- **Problem to work on**
Repeat each line exactly as it is written.

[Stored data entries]
┌──

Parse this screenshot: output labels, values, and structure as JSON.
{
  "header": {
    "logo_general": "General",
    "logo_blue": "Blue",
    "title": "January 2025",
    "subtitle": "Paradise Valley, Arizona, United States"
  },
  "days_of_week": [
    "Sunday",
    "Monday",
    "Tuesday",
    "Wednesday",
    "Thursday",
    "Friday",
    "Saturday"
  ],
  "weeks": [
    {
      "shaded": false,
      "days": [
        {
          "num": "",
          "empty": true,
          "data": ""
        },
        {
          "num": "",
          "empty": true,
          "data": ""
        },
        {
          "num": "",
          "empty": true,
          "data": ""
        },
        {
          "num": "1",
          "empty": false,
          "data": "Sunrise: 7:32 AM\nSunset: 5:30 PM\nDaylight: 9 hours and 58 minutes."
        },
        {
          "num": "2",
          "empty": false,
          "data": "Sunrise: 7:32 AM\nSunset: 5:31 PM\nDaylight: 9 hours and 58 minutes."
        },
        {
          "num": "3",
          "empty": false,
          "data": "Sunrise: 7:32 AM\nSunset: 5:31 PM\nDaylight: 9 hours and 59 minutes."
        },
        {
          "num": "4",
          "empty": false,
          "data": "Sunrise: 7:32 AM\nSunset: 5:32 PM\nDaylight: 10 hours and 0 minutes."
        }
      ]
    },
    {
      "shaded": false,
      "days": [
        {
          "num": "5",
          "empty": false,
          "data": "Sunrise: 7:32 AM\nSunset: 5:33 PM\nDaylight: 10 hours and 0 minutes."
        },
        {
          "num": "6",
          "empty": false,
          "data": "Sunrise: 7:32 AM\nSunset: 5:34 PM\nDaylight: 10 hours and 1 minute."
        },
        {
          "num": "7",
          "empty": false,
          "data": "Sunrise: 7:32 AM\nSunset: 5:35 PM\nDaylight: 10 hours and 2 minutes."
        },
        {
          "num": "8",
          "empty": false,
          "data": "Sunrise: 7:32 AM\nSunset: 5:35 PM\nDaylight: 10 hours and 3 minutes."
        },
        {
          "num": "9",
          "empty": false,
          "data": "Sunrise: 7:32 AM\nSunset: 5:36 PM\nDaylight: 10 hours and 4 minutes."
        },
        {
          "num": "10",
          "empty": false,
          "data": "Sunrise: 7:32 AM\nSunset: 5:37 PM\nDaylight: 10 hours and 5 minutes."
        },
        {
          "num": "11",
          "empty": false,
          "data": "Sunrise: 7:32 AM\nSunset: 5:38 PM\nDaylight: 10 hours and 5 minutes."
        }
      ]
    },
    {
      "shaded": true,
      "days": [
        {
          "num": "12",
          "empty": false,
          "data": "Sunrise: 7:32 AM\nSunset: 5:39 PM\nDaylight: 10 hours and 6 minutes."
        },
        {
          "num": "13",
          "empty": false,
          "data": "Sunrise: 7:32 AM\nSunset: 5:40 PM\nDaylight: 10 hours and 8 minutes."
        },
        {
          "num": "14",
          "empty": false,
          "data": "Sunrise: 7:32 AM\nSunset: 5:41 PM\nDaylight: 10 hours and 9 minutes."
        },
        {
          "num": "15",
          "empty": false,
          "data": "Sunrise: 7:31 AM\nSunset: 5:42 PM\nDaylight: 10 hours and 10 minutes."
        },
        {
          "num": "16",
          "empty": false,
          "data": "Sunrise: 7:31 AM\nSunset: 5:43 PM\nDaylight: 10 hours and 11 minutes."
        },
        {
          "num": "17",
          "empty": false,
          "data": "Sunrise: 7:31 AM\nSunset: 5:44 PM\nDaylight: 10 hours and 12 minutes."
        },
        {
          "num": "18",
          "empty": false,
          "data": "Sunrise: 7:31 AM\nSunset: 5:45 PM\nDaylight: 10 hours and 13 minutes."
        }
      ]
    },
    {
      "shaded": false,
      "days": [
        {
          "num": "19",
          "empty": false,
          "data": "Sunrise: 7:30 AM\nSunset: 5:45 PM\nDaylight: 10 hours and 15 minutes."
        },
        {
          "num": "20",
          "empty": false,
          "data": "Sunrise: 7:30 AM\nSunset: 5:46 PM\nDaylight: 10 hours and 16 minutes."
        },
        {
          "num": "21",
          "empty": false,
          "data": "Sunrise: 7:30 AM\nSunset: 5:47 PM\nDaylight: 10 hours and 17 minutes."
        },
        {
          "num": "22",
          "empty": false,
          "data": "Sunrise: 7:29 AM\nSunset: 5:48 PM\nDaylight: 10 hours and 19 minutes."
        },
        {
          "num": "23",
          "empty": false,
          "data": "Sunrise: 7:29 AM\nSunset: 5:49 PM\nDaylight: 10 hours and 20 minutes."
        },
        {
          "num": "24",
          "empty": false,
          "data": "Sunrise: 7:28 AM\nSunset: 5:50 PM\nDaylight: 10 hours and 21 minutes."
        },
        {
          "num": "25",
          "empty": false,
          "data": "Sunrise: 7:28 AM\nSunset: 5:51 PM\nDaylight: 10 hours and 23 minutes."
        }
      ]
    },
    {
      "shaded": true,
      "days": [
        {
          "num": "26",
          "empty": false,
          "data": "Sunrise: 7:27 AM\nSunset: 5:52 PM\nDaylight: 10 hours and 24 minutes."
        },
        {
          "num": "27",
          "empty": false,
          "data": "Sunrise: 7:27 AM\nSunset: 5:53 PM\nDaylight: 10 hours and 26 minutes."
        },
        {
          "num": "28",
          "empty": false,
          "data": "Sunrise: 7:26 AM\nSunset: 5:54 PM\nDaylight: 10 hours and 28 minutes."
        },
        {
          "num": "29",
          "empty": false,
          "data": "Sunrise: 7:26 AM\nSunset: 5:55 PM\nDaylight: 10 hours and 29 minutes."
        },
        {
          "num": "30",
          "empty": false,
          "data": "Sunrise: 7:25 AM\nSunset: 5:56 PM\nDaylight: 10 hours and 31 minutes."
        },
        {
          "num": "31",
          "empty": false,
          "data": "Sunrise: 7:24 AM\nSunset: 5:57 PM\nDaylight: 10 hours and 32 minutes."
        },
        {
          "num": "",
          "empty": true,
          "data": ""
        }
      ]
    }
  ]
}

└──

- **Completed exercise**
Parse this screenshot: output labels, values, and structure as JSON.
{
  "header": {
    "logo_general": "General",
    "logo_blue": "Blue",
    "title": "January 2025",
    "subtitle": "Paradise Valley, Arizona, United States"
  },
  "days_of_week": [
    "Sunday",
    "Monday",
    "Tuesday",
    "Wednesday",
    "Thursday",
    "Friday",
    "Saturday"
  ],
  "weeks": [
    {
      "shaded": false,
      "days": [
        {
          "num": "",
          "empty": true,
          "data": ""
        },
        {
          "num": "",
          "empty": true,
          "data": ""
        },
        {
          "num": "",
          "empty": true,
          "data": ""
        },
        {
          "num": "1",
          "empty": false,
          "data": "Sunrise: 7:32 AM\nSunset: 5:30 PM\nDaylight: 9 hours and 58 minutes."
        },
        {
          "num": "2",
          "empty": false,
          "data": "Sunrise: 7:32 AM\nSunset: 5:31 PM\nDaylight: 9 hours and 58 minutes."
        },
        {
          "num": "3",
          "empty": false,
          "data": "Sunrise: 7:32 AM\nSunset: 5:31 PM\nDaylight: 9 hours and 59 minutes."
        },
        {
          "num": "4",
          "empty": false,
          "data": "Sunrise: 7:32 AM\nSunset: 5:32 PM\nDaylight: 10 hours and 0 minutes."
        }
      ]
    },
    {
      "shaded": false,
      "days": [
        {
          "num": "5",
          "empty": false,
          "data": "Sunrise: 7:32 AM\nSunset: 5:33 PM\nDaylight: 10 hours and 0 minutes."
        },
        {
          "num": "6",
          "empty": false,
          "data": "Sunrise: 7:32 AM\nSunset: 5:34 PM\nDaylight: 10 hours and 1 minute."
        },
        {
          "num": "7",
          "empty": false,
          "data": "Sunrise: 7:32 AM\nSunset: 5:35 PM\nDaylight: 10 hours and 2 minutes."
        },
        {
          "num": "8",
          "empty": false,
          "data": "Sunrise: 7:32 AM\nSunset: 5:35 PM\nDaylight: 10 hours and 3 minutes."
        },
        {
          "num": "9",
          "empty": false,
          "data": "Sunrise: 7:32 AM\nSunset: 5:36 PM\nDaylight: 10 hours and 4 minutes."
        },
        {
          "num": "10",
          "empty": false,
          "data": "Sunrise: 7:32 AM\nSunset: 5:37 PM\nDaylight: 10 hours and 5 minutes."
        },
        {
          "num": "11",
          "empty": false,
          "data": "Sunrise: 7:32 AM\nSunset: 5:38 PM\nDaylight: 10 hours and 5 minutes."
        }
      ]
    },
    {
      "shaded": true,
      "days": [
        {
          "num": "12",
          "empty": false,
          "data": "Sunrise: 7:32 AM\nSunset: 5:39 PM\nDaylight: 10 hours and 6 minutes."
        },
        {
          "num": "13",
          "empty": false,
          "data": "Sunrise: 7:32 AM\nSunset: 5:40 PM\nDaylight: 10 hours and 8 minutes."
        },
        {
          "num": "14",
          "empty": false,
          "data": "Sunrise: 7:32 AM\nSunset: 5:41 PM\nDaylight: 10 hours and 9 minutes."
        },
        {
          "num": "15",
          "empty": false,
          "data": "Sunrise: 7:31 AM\nSunset: 5:42 PM\nDaylight: 10 hours and 10 minutes."
        },
        {
          "num": "16",
          "empty": false,
          "data": "Sunrise: 7:31 AM\nSunset: 5:43 PM\nDaylight: 10 hours and 11 minutes."
        },
        {
          "num": "17",
          "empty": false,
          "data": "Sunrise: 7:31 AM\nSunset: 5:44 PM\nDaylight: 10 hours and 12 minutes."
        },
        {
          "num": "18",
          "empty": false,
          "data": "Sunrise: 7:31 AM\nSunset: 5:45 PM\nDaylight: 10 hours and 13 minutes."
        }
      ]
    },
    {
      "shaded": false,
      "days": [
        {
          "num": "19",
          "empty": false,
          "data": "Sunrise: 7:30 AM\nSunset: 5:45 PM\nDaylight: 10 hours and 15 minutes."
        },
        {
          "num": "20",
          "empty": false,
          "data": "Sunrise: 7:30 AM\nSunset: 5:46 PM\nDaylight: 10 hours and 16 minutes."
        },
        {
          "num": "21",
          "empty": false,
          "data": "Sunrise: 7:30 AM\nSunset: 5:47 PM\nDaylight: 10 hours and 17 minutes."
        },
        {
          "num": "22",
          "empty": false,
          "data": "Sunrise: 7:29 AM\nSunset: 5:48 PM\nDaylight: 10 hours and 19 minutes."
        },
        {
          "num": "23",
          "empty": false,
          "data": "Sunrise: 7:29 AM\nSunset: 5:49 PM\nDaylight: 10 hours and 20 minutes."
        },
        {
          "num": "24",
          "empty": false,
          "data": "Sunrise: 7:28 AM\nSunset: 5:50 PM\nDaylight: 10 hours and 21 minutes."
        },
        {
          "num": "25",
          "empty": false,
          "data": "Sunrise: 7:28 AM\nSunset: 5:51 PM\nDaylight: 10 hours and 23 minutes."
        }
      ]
    },
    {
      "shaded": true,
      "days": [
        {
          "num": "26",
          "empty": false,
          "data": "Sunrise: 7:27 AM\nSunset: 5:52 PM\nDaylight: 10 hours and 24 minutes."
        },
        {
          "num": "27",
          "empty": false,
          "data": "Sunrise: 7:27 AM\nSunset: 5:53 PM\nDaylight: 10 hours and 26 minutes."
        },
        {
          "num": "28",
          "empty": false,
          "data": "Sunrise: 7:26 AM\nSunset: 5:54 PM\nDaylight: 10 hours and 28 minutes."
        },
        {
          "num": "29",
          "empty": false,
          "data": "Sunrise: 7:26 AM\nSunset: 5:55 PM\nDaylight: 10 hours and 29 minutes."
        },
        {
          "num": "30",
          "empty": false,
          "data": "Sunrise: 7:25 AM\nSunset: 5:56 PM\nDaylight: 10 hours and 31 minutes."
        },
        {
          "num": "31",
          "empty": false,
          "data": "Sunrise: 7:24 AM\nSunset: 5:57 PM\nDaylight: 10 hours and 32 minutes."
        },
        {
          "num": "",
          "empty": true,
          "data": ""
        }
      ]
    }
  ]
}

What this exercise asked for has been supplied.